Your instructions -
Reproduce the entries verbatim, from their beginning through the line containing "The first fitting part 2 is at (319, 806).", both inclusive.

— begin —

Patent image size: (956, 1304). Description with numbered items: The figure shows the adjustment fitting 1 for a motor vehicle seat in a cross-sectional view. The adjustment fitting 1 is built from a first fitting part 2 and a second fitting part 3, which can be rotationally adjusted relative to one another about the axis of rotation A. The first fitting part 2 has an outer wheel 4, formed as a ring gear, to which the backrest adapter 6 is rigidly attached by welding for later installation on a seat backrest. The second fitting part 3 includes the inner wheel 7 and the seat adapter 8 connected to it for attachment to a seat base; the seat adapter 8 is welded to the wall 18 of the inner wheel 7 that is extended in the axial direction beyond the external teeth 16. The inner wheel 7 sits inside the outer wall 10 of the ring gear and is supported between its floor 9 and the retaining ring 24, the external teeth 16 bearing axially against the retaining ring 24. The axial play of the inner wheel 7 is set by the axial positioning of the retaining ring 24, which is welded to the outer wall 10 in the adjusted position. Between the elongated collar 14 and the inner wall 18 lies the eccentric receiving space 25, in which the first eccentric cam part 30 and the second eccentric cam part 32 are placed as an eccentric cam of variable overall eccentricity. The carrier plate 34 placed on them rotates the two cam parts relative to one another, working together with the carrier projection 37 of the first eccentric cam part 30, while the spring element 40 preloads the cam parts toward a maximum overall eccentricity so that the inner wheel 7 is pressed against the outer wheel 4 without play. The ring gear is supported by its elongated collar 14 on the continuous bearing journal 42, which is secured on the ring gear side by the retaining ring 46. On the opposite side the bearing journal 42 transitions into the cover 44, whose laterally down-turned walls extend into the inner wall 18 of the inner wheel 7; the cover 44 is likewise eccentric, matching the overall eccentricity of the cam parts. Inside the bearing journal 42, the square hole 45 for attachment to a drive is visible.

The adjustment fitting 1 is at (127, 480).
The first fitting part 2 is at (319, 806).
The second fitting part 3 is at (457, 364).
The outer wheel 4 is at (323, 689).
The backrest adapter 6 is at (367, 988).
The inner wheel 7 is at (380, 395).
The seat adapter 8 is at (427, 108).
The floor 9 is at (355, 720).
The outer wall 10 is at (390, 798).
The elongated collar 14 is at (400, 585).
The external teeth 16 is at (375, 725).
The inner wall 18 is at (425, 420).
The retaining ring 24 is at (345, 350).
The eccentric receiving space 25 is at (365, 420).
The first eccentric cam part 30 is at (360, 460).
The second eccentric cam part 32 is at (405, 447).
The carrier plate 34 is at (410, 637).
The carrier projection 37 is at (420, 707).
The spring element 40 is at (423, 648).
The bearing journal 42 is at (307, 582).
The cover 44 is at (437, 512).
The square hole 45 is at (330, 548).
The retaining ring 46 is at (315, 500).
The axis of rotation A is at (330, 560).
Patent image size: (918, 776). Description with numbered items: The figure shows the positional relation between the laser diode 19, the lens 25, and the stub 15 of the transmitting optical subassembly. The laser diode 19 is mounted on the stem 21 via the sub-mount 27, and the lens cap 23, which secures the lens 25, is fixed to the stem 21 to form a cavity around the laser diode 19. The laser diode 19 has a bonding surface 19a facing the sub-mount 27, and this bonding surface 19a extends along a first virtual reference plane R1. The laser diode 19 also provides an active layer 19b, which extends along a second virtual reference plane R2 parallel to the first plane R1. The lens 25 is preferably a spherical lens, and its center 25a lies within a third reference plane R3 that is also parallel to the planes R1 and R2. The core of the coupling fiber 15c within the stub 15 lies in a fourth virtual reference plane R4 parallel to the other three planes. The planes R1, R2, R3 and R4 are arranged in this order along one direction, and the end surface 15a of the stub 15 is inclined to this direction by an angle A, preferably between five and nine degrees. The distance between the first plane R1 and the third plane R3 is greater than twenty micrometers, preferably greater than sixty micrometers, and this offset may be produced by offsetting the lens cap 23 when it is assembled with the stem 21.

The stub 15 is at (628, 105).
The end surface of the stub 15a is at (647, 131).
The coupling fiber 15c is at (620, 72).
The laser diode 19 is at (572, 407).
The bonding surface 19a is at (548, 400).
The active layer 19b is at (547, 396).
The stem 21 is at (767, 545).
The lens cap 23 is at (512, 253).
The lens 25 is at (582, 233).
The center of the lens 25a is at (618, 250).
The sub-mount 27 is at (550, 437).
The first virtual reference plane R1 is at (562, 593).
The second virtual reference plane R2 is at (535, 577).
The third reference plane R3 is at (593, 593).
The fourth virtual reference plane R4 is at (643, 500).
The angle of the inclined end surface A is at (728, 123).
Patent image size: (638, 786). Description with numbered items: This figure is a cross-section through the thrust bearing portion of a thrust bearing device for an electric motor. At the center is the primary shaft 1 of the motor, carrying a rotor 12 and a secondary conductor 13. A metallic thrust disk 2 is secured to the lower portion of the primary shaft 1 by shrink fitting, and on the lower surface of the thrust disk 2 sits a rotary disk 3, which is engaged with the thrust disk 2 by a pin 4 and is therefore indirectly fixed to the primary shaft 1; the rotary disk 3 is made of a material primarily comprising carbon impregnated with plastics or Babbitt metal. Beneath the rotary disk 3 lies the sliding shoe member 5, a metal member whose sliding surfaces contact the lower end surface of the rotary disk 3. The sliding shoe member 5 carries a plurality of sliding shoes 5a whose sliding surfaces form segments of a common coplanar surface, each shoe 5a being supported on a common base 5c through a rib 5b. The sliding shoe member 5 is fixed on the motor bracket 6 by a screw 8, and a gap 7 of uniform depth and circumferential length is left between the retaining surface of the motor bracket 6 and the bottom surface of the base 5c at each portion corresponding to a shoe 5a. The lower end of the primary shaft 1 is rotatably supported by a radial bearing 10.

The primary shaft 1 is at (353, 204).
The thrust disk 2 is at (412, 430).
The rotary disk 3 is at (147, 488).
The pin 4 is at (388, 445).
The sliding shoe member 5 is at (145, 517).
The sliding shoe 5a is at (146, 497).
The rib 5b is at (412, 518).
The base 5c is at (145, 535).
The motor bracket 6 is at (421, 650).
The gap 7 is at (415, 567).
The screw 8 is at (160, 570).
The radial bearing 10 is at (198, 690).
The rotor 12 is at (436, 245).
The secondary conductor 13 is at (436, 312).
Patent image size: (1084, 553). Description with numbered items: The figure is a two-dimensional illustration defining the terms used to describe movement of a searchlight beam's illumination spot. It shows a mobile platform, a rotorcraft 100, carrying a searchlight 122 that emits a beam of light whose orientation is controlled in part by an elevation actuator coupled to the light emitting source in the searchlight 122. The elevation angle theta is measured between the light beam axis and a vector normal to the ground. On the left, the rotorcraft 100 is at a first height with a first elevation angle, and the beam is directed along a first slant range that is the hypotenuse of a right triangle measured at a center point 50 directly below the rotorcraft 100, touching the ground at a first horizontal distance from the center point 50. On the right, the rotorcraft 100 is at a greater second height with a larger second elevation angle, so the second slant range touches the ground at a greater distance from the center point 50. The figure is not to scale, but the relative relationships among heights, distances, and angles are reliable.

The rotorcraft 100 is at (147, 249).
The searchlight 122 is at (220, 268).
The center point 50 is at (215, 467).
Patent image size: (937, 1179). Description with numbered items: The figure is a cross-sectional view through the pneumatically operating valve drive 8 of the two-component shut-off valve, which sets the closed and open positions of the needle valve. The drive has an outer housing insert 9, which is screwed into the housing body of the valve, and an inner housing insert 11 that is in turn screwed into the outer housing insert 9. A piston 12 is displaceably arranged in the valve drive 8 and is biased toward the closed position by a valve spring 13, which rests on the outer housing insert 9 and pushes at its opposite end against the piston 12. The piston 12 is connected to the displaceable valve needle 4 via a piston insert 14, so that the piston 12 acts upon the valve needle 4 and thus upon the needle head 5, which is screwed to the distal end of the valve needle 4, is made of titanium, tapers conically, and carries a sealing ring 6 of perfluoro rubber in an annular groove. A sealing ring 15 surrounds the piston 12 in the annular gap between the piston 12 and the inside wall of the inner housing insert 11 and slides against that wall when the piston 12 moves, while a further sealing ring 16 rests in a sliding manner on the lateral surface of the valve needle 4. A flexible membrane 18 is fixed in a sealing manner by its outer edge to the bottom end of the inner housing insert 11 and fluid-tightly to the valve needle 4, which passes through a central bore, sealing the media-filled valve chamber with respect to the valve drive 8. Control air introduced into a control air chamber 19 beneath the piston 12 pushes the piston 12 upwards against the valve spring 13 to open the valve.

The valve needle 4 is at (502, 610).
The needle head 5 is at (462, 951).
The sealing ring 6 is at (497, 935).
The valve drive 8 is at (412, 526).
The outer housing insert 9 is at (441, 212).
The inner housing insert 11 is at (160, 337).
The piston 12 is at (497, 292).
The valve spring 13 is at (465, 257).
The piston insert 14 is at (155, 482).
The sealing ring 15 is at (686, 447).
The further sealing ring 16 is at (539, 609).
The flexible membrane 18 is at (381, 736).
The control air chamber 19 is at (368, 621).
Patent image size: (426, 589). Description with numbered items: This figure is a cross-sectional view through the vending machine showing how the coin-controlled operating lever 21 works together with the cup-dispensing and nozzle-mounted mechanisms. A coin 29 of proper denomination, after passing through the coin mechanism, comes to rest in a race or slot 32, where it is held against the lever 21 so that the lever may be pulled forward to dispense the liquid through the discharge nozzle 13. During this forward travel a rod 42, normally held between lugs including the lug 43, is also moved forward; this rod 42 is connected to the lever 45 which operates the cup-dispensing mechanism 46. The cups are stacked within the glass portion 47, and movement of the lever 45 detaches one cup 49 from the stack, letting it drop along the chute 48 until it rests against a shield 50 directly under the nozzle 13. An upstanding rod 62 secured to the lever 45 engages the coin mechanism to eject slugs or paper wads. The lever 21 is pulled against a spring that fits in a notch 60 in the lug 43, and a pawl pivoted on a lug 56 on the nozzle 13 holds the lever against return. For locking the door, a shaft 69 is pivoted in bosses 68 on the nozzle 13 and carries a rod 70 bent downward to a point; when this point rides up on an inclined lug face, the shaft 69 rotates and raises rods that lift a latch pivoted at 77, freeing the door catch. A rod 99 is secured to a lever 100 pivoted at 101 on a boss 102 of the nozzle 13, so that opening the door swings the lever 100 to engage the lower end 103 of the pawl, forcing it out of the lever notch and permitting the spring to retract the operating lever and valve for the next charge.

— end —

Answer to the problem -
Patent image size: (956, 1304). Description with numbered items: The figure shows the adjustment fitting 1 for a motor vehicle seat in a cross-sectional view. The adjustment fitting 1 is built from a first fitting part 2 and a second fitting part 3, which can be rotationally adjusted relative to one another about the axis of rotation A. The first fitting part 2 has an outer wheel 4, formed as a ring gear, to which the backrest adapter 6 is rigidly attached by welding for later installation on a seat backrest. The second fitting part 3 includes the inner wheel 7 and the seat adapter 8 connected to it for attachment to a seat base; the seat adapter 8 is welded to the wall 18 of the inner wheel 7 that is extended in the axial direction beyond the external teeth 16. The inner wheel 7 sits inside the outer wall 10 of the ring gear and is supported between its floor 9 and the retaining ring 24, the external teeth 16 bearing axially against the retaining ring 24. The axial play of the inner wheel 7 is set by the axial positioning of the retaining ring 24, which is welded to the outer wall 10 in the adjusted position. Between the elongated collar 14 and the inner wall 18 lies the eccentric receiving space 25, in which the first eccentric cam part 30 and the second eccentric cam part 32 are placed as an eccentric cam of variable overall eccentricity. The carrier plate 34 placed on them rotates the two cam parts relative to one another, working together with the carrier projection 37 of the first eccentric cam part 30, while the spring element 40 preloads the cam parts toward a maximum overall eccentricity so that the inner wheel 7 is pressed against the outer wheel 4 without play. The ring gear is supported by its elongated collar 14 on the continuous bearing journal 42, which is secured on the ring gear side by the retaining ring 46. On the opposite side the bearing journal 42 transitions into the cover 44, whose laterally down-turned walls extend into the inner wall 18 of the inner wheel 7; the cover 44 is likewise eccentric, matching the overall eccentricity of the cam parts. Inside the bearing journal 42, the square hole 45 for attachment to a drive is visible.

The adjustment fitting 1 is at (127, 480).
The first fitting part 2 is at (319, 806).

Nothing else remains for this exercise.